#### What the exercise asks:
Copy each line of the data below without any change.

Item position entries
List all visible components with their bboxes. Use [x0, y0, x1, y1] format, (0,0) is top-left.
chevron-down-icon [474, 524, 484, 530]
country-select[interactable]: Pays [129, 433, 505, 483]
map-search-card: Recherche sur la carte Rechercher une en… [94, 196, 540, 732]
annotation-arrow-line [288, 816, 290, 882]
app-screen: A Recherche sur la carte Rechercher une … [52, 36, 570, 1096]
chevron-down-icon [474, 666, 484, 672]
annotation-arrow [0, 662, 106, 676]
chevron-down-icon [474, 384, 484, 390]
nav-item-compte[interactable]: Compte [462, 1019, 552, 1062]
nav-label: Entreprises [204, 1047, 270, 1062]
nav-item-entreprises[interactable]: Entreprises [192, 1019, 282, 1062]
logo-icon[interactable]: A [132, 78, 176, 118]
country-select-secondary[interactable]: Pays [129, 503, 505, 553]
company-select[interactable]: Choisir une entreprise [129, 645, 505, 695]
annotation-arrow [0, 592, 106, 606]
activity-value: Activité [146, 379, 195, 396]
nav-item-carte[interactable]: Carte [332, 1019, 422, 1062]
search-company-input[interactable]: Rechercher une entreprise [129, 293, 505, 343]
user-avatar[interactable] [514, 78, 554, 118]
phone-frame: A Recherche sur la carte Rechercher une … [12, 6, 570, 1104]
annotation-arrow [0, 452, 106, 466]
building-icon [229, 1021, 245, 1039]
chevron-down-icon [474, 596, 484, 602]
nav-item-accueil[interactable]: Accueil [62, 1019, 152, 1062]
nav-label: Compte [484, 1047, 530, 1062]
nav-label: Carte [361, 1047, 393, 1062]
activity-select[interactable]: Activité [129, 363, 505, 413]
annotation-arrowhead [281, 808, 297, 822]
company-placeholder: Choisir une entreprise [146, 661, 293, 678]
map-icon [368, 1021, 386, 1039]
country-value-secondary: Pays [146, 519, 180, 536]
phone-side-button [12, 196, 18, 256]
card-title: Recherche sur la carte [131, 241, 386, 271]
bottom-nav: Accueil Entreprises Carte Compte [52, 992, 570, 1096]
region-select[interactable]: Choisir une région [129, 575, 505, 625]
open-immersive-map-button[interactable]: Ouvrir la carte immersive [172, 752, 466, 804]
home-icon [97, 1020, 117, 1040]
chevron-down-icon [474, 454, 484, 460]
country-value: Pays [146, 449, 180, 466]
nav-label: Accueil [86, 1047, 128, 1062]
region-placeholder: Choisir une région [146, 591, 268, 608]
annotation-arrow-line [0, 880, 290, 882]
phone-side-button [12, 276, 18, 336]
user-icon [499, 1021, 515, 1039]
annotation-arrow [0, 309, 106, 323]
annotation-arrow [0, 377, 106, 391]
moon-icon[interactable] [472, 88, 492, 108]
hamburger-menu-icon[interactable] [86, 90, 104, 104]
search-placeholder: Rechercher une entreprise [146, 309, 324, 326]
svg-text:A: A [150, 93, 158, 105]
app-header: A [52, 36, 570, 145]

#### Final result:
List all visible components with their bboxes. Use [x0, y0, x1, y1] format, (0,0) is top-left.
chevron-down-icon [474, 524, 484, 530]
country-select[interactable]: Pays [129, 433, 505, 483]
map-search-card: Recherche sur la carte Rechercher une en… [94, 196, 540, 732]
annotation-arrow-line [288, 816, 290, 882]
app-screen: A Recherche sur la carte Rechercher une … [52, 36, 570, 1096]
chevron-down-icon [474, 666, 484, 672]
annotation-arrow [0, 662, 106, 676]
chevron-down-icon [474, 384, 484, 390]
nav-item-compte[interactable]: Compte [462, 1019, 552, 1062]
nav-label: Entreprises [204, 1047, 270, 1062]
nav-item-entreprises[interactable]: Entreprises [192, 1019, 282, 1062]
logo-icon[interactable]: A [132, 78, 176, 118]
country-select-secondary[interactable]: Pays [129, 503, 505, 553]
company-select[interactable]: Choisir une entreprise [129, 645, 505, 695]
annotation-arrow [0, 592, 106, 606]
activity-value: Activité [146, 379, 195, 396]
nav-item-carte[interactable]: Carte [332, 1019, 422, 1062]
search-company-input[interactable]: Rechercher une entreprise [129, 293, 505, 343]
user-avatar[interactable] [514, 78, 554, 118]
phone-frame: A Recherche sur la carte Rechercher une … [12, 6, 570, 1104]
annotation-arrow [0, 452, 106, 466]
building-icon [229, 1021, 245, 1039]
chevron-down-icon [474, 596, 484, 602]
nav-item-accueil[interactable]: Accueil [62, 1019, 152, 1062]
nav-label: Compte [484, 1047, 530, 1062]
nav-label: Carte [361, 1047, 393, 1062]
activity-select[interactable]: Activité [129, 363, 505, 413]
annotation-arrowhead [281, 808, 297, 822]
company-placeholder: Choisir une entreprise [146, 661, 293, 678]
map-icon [368, 1021, 386, 1039]
country-value-secondary: Pays [146, 519, 180, 536]
phone-side-button [12, 196, 18, 256]
card-title: Recherche sur la carte [131, 241, 386, 271]
bottom-nav: Accueil Entreprises Carte Compte [52, 992, 570, 1096]
region-select[interactable]: Choisir une région [129, 575, 505, 625]
open-immersive-map-button[interactable]: Ouvrir la carte immersive [172, 752, 466, 804]
home-icon [97, 1020, 117, 1040]
chevron-down-icon [474, 454, 484, 460]
country-value: Pays [146, 449, 180, 466]
nav-label: Accueil [86, 1047, 128, 1062]
region-placeholder: Choisir une région [146, 591, 268, 608]
annotation-arrow-line [0, 880, 290, 882]
phone-side-button [12, 276, 18, 336]
user-icon [499, 1021, 515, 1039]
annotation-arrow [0, 309, 106, 323]
annotation-arrow [0, 377, 106, 391]
moon-icon[interactable] [472, 88, 492, 108]
hamburger-menu-icon[interactable] [86, 90, 104, 104]
search-placeholder: Rechercher une entreprise [146, 309, 324, 326]
svg-text:A: A [150, 93, 158, 105]
app-header: A [52, 36, 570, 145]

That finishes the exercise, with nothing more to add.